*What you will do*.
Repeat every record exactly, but keep images out of the copy.

Collection entries:
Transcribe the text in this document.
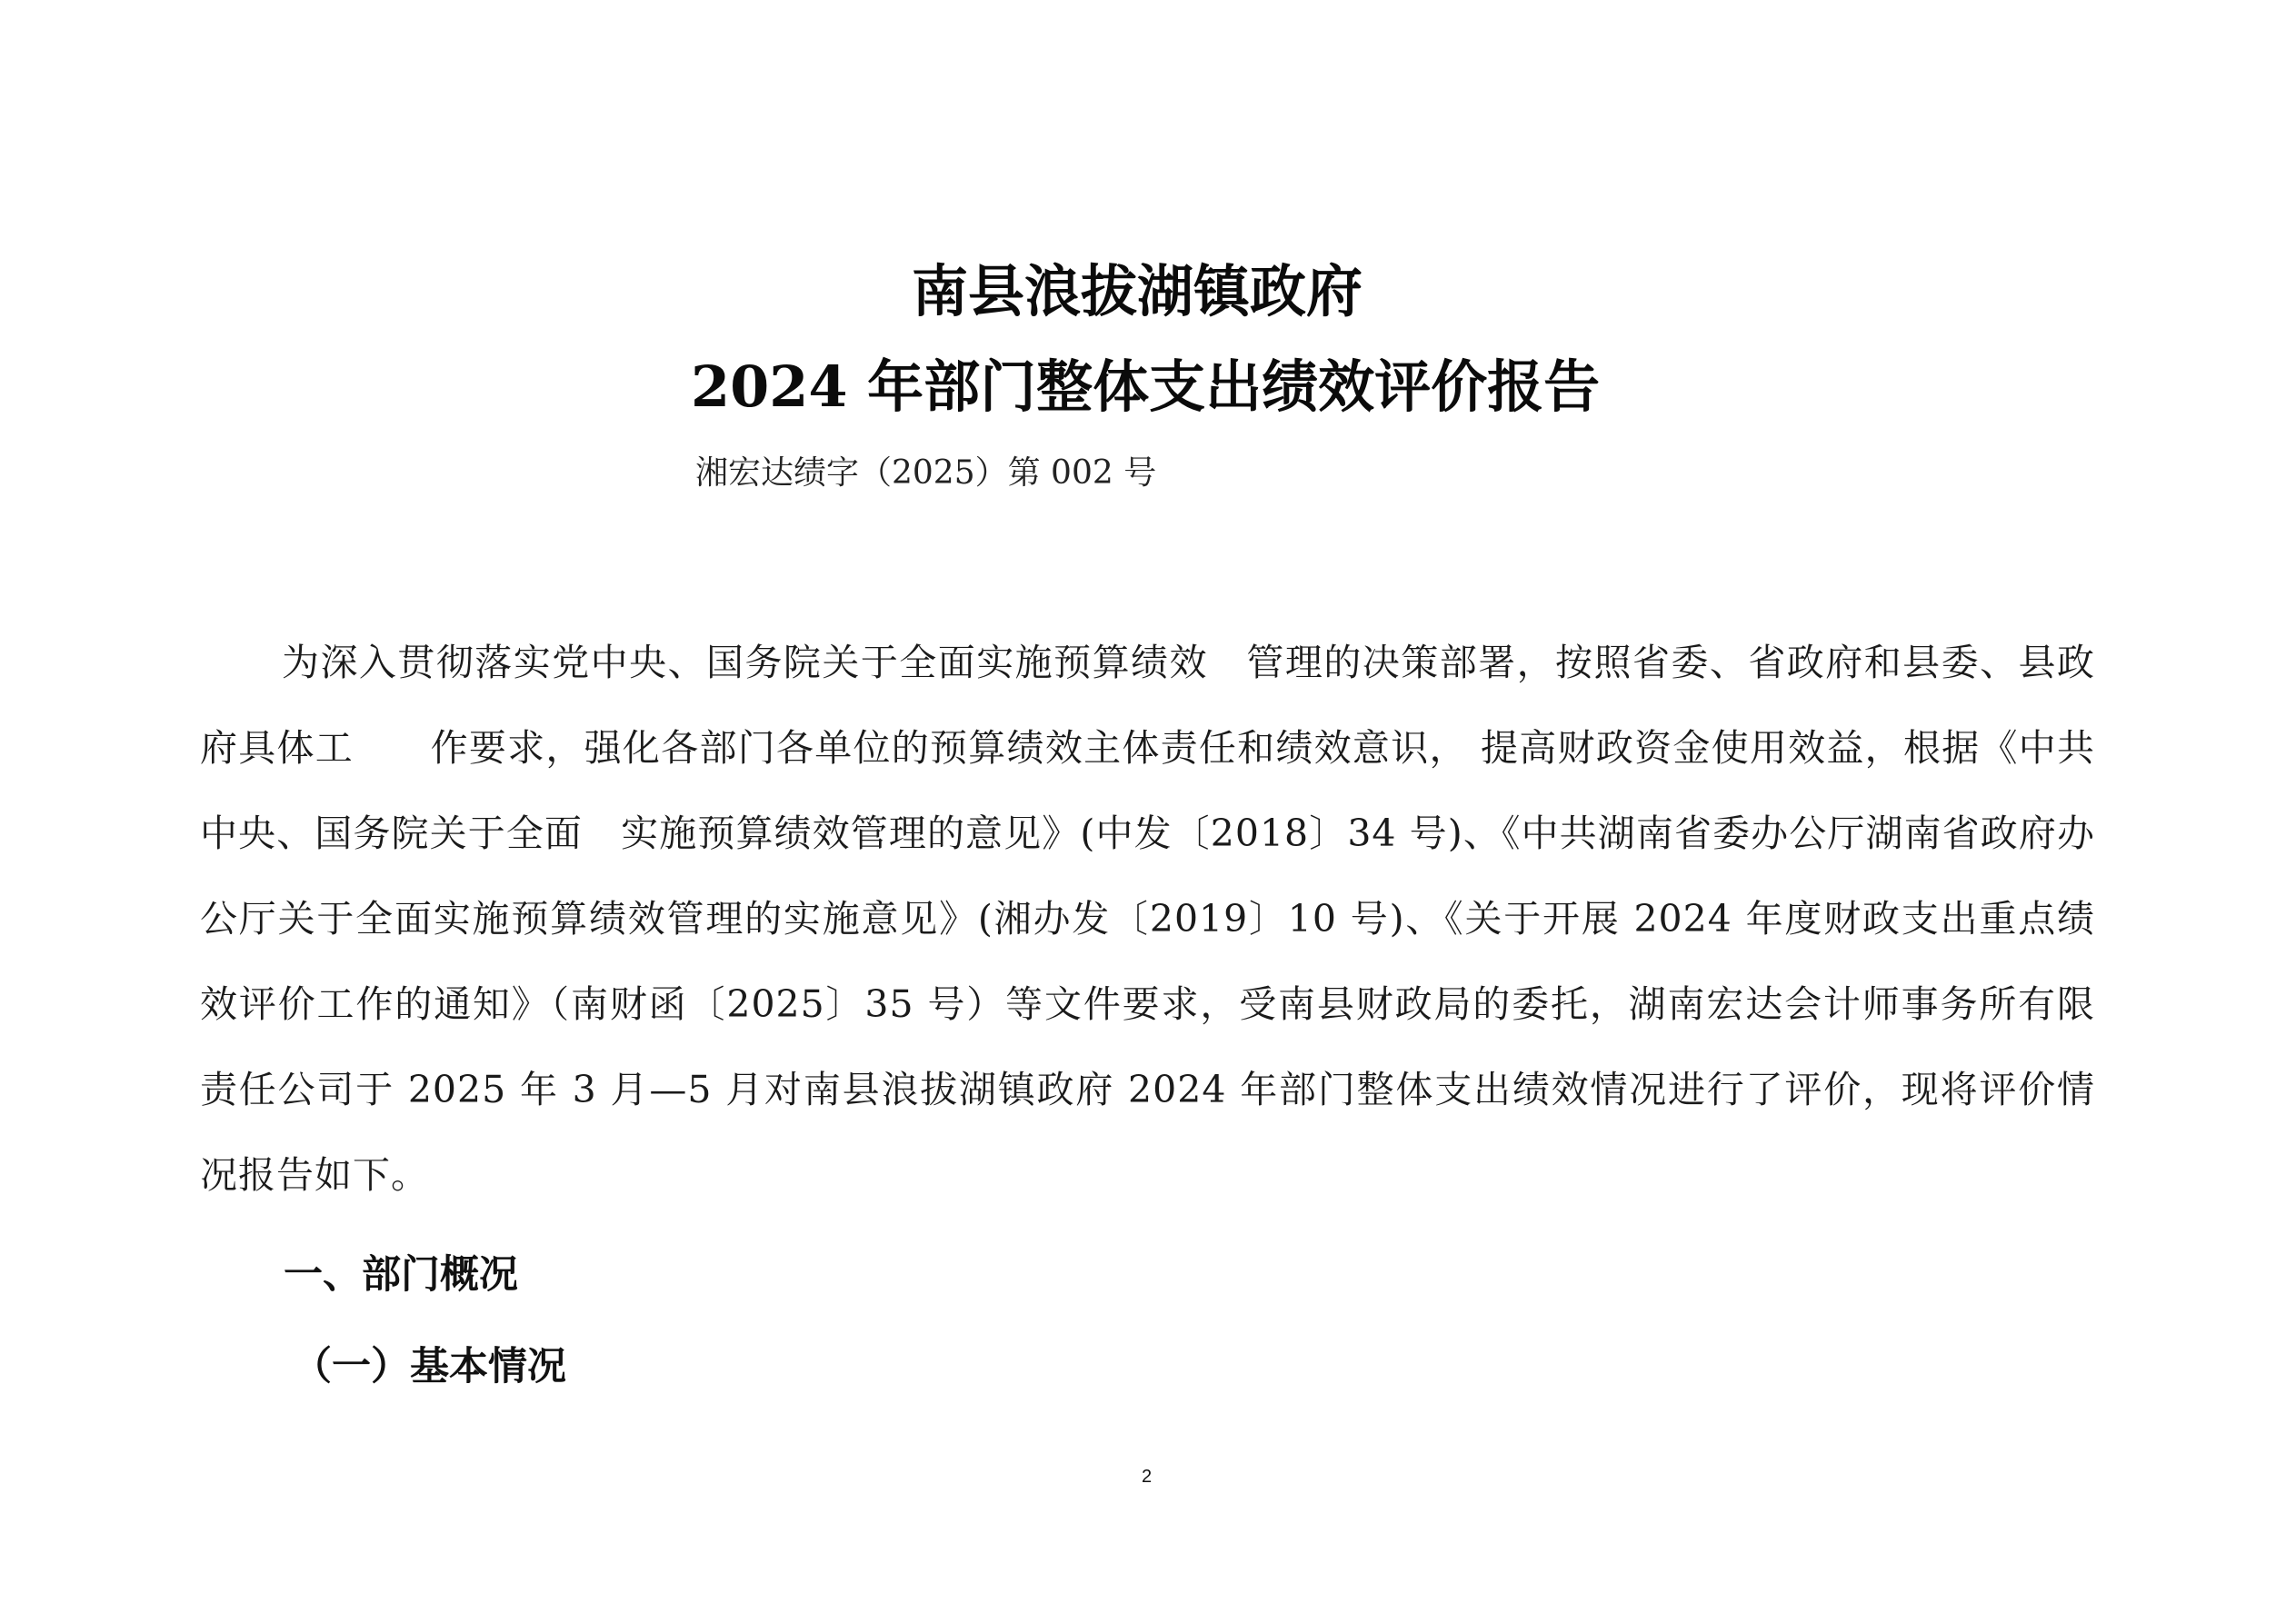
南县浪拔湖镇政府
2024 年部门整体支出绩效评价报告
湘宏达绩字（2025）第 002 号

为深入贯彻落实党中央、国务院关于全面实施预算绩效　管理的决策部署，按照省委、省政府和县委、县政府具体工　　作要求，强化各部门各单位的预算绩效主体责任和绩效意识， 提高财政资金使用效益，根据《中共中央、国务院关于全面　实施预算绩效管理的意见》(中发〔2018〕34 号)、《中共湖南省委办公厅湖南省政府办公厅关于全面实施预算绩效管理的实施意见》(湘办发〔2019〕10 号)、《关于开展 2024 年度财政支出重点绩效评价工作的通知》（南财函〔2025〕35 号）等文件要求，受南县财政局的委托，湖南宏达会计师事务所有限责任公司于 2025 年 3 月—5 月对南县浪拔湖镇政府 2024 年部门整体支出绩效情况进行了评价，现将评价情况报告如下。

一、部门概况
（一）基本情况
2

*Problem solution*.
Transcribe the text in this document.
南县浪拔湖镇政府
2024 年部门整体支出绩效评价报告
湘宏达绩字（2025）第 002 号

为深入贯彻落实党中央、国务院关于全面实施预算绩效　管理的决策部署，按照省委、省政府和县委、县政府具体工　　作要求，强化各部门各单位的预算绩效主体责任和绩效意识， 提高财政资金使用效益，根据《中共中央、国务院关于全面　实施预算绩效管理的意见》(中发〔2018〕34 号)、《中共湖南省委办公厅湖南省政府办公厅关于全面实施预算绩效管理的实施意见》(湘办发〔2019〕10 号)、《关于开展 2024 年度财政支出重点绩效评价工作的通知》（南财函〔2025〕35 号）等文件要求，受南县财政局的委托，湖南宏达会计师事务所有限责任公司于 2025 年 3 月—5 月对南县浪拔湖镇政府 2024 年部门整体支出绩效情况进行了评价，现将评价情况报告如下。

一、部门概况
（一）基本情况
2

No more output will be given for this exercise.